Dataset items:
+++++

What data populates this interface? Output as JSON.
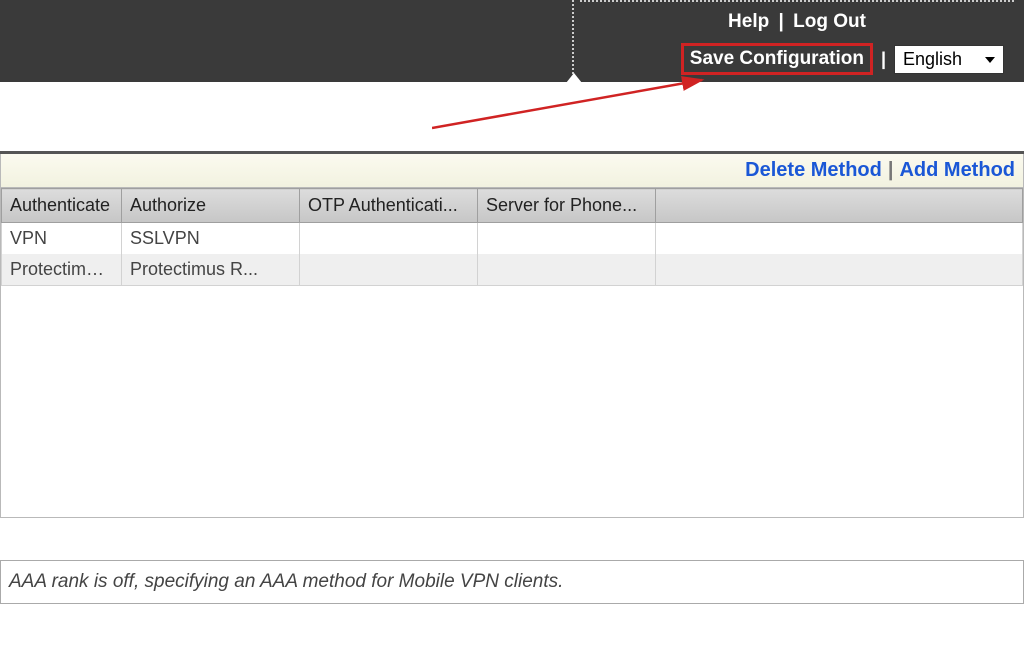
{
  "topbar": {
    "help": "Help",
    "logout": "Log Out",
    "save_config": "Save Configuration",
    "language": "English"
  },
  "actions": {
    "delete_method": "Delete Method",
    "add_method": "Add Method"
  },
  "table": {
    "headers": {
      "authenticate": "Authenticate",
      "authorize": "Authorize",
      "otp": "OTP Authenticati...",
      "phone": "Server for Phone..."
    },
    "rows": [
      {
        "authenticate": "VPN",
        "authorize": "SSLVPN",
        "otp": "",
        "phone": ""
      },
      {
        "authenticate": "Protectimus R...",
        "authorize": "Protectimus R...",
        "otp": "",
        "phone": ""
      }
    ]
  },
  "note": "AAA rank is off, specifying an AAA method for Mobile VPN clients."
}
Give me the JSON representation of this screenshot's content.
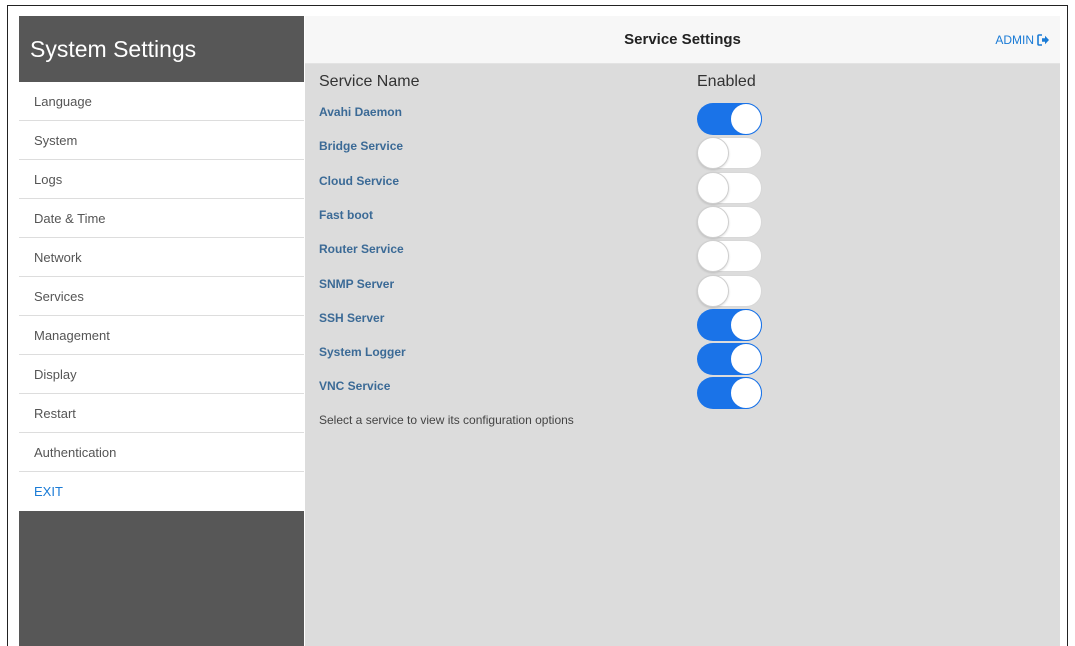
{
  "sidebar": {
    "title": "System Settings",
    "items": [
      {
        "label": "Language",
        "name": "sidebar-item-language"
      },
      {
        "label": "System",
        "name": "sidebar-item-system"
      },
      {
        "label": "Logs",
        "name": "sidebar-item-logs"
      },
      {
        "label": "Date & Time",
        "name": "sidebar-item-date-time"
      },
      {
        "label": "Network",
        "name": "sidebar-item-network"
      },
      {
        "label": "Services",
        "name": "sidebar-item-services"
      },
      {
        "label": "Management",
        "name": "sidebar-item-management"
      },
      {
        "label": "Display",
        "name": "sidebar-item-display"
      },
      {
        "label": "Restart",
        "name": "sidebar-item-restart"
      },
      {
        "label": "Authentication",
        "name": "sidebar-item-authentication"
      },
      {
        "label": "EXIT",
        "name": "sidebar-item-exit"
      }
    ]
  },
  "header": {
    "title": "Service Settings",
    "user_label": "ADMIN",
    "user_icon": "logout-icon"
  },
  "table": {
    "col_name": "Service Name",
    "col_enabled": "Enabled"
  },
  "services": [
    {
      "name": "Avahi Daemon",
      "enabled": true
    },
    {
      "name": "Bridge Service",
      "enabled": false
    },
    {
      "name": "Cloud Service",
      "enabled": false
    },
    {
      "name": "Fast boot",
      "enabled": false
    },
    {
      "name": "Router Service",
      "enabled": false
    },
    {
      "name": "SNMP Server",
      "enabled": false
    },
    {
      "name": "SSH Server",
      "enabled": true
    },
    {
      "name": "System Logger",
      "enabled": true
    },
    {
      "name": "VNC Service",
      "enabled": true
    }
  ],
  "hint": "Select a service to view its configuration options",
  "colors": {
    "accent": "#1a73e8",
    "link": "#1a7bd6",
    "sidebar_bg": "#575757",
    "main_bg": "#dcdcdc"
  }
}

+++++

Work to be completed – Write out, please, the lines of the listing above from the one with "Give me the" through the very last, exactly as given and with no pictures.

Solution –
Give me the JSON representation of this screenshot's content.
{
  "sidebar": {
    "title": "System Settings",
    "items": [
      {
        "label": "Language",
        "name": "sidebar-item-language"
      },
      {
        "label": "System",
        "name": "sidebar-item-system"
      },
      {
        "label": "Logs",
        "name": "sidebar-item-logs"
      },
      {
        "label": "Date & Time",
        "name": "sidebar-item-date-time"
      },
      {
        "label": "Network",
        "name": "sidebar-item-network"
      },
      {
        "label": "Services",
        "name": "sidebar-item-services"
      },
      {
        "label": "Management",
        "name": "sidebar-item-management"
      },
      {
        "label": "Display",
        "name": "sidebar-item-display"
      },
      {
        "label": "Restart",
        "name": "sidebar-item-restart"
      },
      {
        "label": "Authentication",
        "name": "sidebar-item-authentication"
      },
      {
        "label": "EXIT",
        "name": "sidebar-item-exit"
      }
    ]
  },
  "header": {
    "title": "Service Settings",
    "user_label": "ADMIN",
    "user_icon": "logout-icon"
  },
  "table": {
    "col_name": "Service Name",
    "col_enabled": "Enabled"
  },
  "services": [
    {
      "name": "Avahi Daemon",
      "enabled": true
    },
    {
      "name": "Bridge Service",
      "enabled": false
    },
    {
      "name": "Cloud Service",
      "enabled": false
    },
    {
      "name": "Fast boot",
      "enabled": false
    },
    {
      "name": "Router Service",
      "enabled": false
    },
    {
      "name": "SNMP Server",
      "enabled": false
    },
    {
      "name": "SSH Server",
      "enabled": true
    },
    {
      "name": "System Logger",
      "enabled": true
    },
    {
      "name": "VNC Service",
      "enabled": true
    }
  ],
  "hint": "Select a service to view its configuration options",
  "colors": {
    "accent": "#1a73e8",
    "link": "#1a7bd6",
    "sidebar_bg": "#575757",
    "main_bg": "#dcdcdc"
  }
}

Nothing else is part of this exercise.